Excerpted records start

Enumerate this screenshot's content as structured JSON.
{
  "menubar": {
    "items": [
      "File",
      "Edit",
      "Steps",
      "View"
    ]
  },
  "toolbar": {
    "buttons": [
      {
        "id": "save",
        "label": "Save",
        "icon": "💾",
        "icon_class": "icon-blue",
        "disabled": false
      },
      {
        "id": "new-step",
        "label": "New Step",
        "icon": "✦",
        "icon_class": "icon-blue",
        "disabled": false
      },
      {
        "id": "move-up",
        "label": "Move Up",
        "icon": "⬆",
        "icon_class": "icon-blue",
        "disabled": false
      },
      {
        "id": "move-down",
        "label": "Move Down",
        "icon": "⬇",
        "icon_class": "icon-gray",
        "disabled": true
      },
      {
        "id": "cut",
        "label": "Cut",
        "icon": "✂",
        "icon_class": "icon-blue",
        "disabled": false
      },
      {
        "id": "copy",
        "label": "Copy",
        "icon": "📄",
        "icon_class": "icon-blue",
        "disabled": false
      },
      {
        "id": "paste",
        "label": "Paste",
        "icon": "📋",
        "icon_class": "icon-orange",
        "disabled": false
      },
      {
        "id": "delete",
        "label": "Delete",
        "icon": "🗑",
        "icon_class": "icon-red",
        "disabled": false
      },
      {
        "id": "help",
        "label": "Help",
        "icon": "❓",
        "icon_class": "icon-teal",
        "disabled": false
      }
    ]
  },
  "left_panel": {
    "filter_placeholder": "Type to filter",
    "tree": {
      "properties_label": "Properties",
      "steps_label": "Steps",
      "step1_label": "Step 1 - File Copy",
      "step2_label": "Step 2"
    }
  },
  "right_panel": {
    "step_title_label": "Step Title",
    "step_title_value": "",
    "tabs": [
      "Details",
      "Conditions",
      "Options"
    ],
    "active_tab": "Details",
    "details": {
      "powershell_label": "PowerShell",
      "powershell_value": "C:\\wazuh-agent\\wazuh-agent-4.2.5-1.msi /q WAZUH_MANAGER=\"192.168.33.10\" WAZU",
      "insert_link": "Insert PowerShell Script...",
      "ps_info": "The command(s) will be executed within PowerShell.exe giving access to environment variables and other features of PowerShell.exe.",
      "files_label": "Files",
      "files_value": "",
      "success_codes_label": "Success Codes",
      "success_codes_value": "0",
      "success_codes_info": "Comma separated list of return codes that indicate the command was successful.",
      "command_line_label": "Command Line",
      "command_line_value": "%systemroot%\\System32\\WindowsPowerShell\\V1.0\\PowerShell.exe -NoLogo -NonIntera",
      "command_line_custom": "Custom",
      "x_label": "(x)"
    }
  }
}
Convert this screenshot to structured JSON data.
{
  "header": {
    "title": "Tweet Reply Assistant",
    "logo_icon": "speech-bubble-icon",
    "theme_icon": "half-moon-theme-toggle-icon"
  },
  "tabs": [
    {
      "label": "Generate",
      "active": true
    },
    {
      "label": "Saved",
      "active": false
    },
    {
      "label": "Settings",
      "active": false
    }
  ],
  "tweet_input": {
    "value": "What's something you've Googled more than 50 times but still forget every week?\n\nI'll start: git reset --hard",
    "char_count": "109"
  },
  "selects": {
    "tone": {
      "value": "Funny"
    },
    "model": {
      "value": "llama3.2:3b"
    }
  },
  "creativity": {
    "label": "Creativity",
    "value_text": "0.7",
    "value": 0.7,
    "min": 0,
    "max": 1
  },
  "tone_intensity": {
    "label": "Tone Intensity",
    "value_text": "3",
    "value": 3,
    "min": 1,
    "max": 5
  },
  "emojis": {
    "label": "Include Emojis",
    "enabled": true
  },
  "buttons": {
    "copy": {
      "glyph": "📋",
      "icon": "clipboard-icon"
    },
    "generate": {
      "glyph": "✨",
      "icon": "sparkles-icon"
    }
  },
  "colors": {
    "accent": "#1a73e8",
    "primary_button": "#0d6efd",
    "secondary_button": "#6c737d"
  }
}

Excerpted records end

Task brief
Filter the listing above for the string "JSON" and copy every matching line.

Complete answer
Enumerate this screenshot's content as structured JSON.
Convert this screenshot to structured JSON data.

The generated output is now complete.